# Given entries start

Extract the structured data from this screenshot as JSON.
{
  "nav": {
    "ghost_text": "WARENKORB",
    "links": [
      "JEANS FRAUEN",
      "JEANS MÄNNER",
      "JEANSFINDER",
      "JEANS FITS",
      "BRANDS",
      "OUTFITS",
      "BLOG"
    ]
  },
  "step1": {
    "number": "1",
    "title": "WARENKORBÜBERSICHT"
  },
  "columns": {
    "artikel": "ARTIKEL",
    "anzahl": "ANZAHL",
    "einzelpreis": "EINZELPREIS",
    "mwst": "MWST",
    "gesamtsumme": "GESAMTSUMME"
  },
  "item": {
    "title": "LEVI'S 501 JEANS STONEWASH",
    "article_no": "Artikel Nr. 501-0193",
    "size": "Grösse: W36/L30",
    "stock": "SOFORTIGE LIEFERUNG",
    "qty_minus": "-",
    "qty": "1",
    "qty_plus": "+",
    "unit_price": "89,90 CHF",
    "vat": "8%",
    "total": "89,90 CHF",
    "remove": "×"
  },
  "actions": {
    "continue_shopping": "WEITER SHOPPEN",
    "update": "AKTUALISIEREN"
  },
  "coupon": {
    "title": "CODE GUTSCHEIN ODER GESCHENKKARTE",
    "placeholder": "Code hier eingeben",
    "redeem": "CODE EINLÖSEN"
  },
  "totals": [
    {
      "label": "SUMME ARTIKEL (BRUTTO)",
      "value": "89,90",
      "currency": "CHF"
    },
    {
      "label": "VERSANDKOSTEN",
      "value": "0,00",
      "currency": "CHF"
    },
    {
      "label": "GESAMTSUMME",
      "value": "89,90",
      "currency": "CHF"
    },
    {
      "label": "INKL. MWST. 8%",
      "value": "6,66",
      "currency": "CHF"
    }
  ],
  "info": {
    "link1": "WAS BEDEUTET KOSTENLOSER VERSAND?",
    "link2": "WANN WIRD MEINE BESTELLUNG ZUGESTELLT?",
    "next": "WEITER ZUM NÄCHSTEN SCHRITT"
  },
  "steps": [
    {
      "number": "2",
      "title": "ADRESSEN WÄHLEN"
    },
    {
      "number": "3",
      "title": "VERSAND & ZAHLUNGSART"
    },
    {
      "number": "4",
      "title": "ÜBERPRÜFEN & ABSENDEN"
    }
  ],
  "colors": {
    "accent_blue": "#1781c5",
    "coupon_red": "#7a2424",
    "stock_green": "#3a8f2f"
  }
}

# Given entries end
# Given entries start

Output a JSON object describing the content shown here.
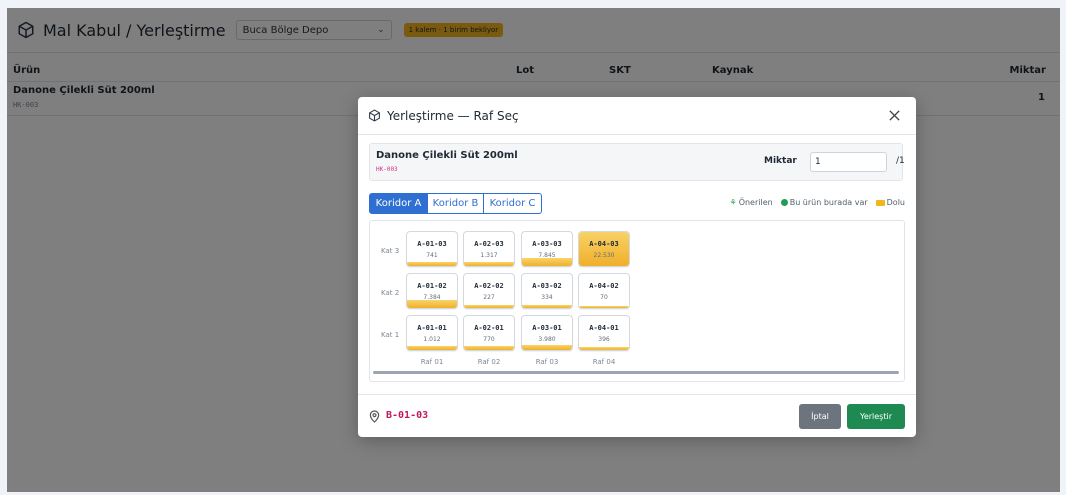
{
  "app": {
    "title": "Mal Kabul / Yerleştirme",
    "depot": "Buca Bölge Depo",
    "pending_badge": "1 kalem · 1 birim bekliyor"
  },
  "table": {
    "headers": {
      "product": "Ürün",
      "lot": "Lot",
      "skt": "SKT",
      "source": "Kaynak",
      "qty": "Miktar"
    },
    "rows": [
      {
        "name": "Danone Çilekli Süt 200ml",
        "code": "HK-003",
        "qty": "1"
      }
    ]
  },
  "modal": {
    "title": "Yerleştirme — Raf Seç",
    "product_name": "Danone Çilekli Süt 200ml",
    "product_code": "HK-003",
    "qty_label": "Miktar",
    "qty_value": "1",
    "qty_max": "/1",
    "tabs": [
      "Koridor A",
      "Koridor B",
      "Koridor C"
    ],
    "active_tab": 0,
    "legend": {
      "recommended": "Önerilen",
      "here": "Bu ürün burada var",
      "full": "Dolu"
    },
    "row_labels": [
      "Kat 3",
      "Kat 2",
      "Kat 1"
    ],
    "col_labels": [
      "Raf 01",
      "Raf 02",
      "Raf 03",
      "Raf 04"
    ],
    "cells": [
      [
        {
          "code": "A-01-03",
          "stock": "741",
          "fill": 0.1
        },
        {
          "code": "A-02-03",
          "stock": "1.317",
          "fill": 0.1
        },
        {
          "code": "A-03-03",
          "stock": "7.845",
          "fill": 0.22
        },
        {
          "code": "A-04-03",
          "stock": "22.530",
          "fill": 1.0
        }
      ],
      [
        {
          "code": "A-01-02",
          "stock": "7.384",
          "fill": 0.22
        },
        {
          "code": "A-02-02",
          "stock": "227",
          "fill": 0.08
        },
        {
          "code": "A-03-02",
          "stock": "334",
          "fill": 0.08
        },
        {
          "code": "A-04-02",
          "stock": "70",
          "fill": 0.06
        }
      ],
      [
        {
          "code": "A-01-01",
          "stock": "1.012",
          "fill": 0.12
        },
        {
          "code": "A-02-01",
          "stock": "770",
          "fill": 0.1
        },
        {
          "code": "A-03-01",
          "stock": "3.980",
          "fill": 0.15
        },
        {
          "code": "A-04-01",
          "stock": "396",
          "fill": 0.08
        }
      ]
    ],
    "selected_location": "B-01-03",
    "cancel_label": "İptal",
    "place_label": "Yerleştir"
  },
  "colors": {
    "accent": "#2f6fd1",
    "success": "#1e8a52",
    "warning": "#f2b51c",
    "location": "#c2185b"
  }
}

# Given entries end

» Required work
Select the lines from the entries that include the word "Danone".

» Solution to this task
        "name": "Danone Çilekli Süt 200ml",
    "product_name": "Danone Çilekli Süt 200ml",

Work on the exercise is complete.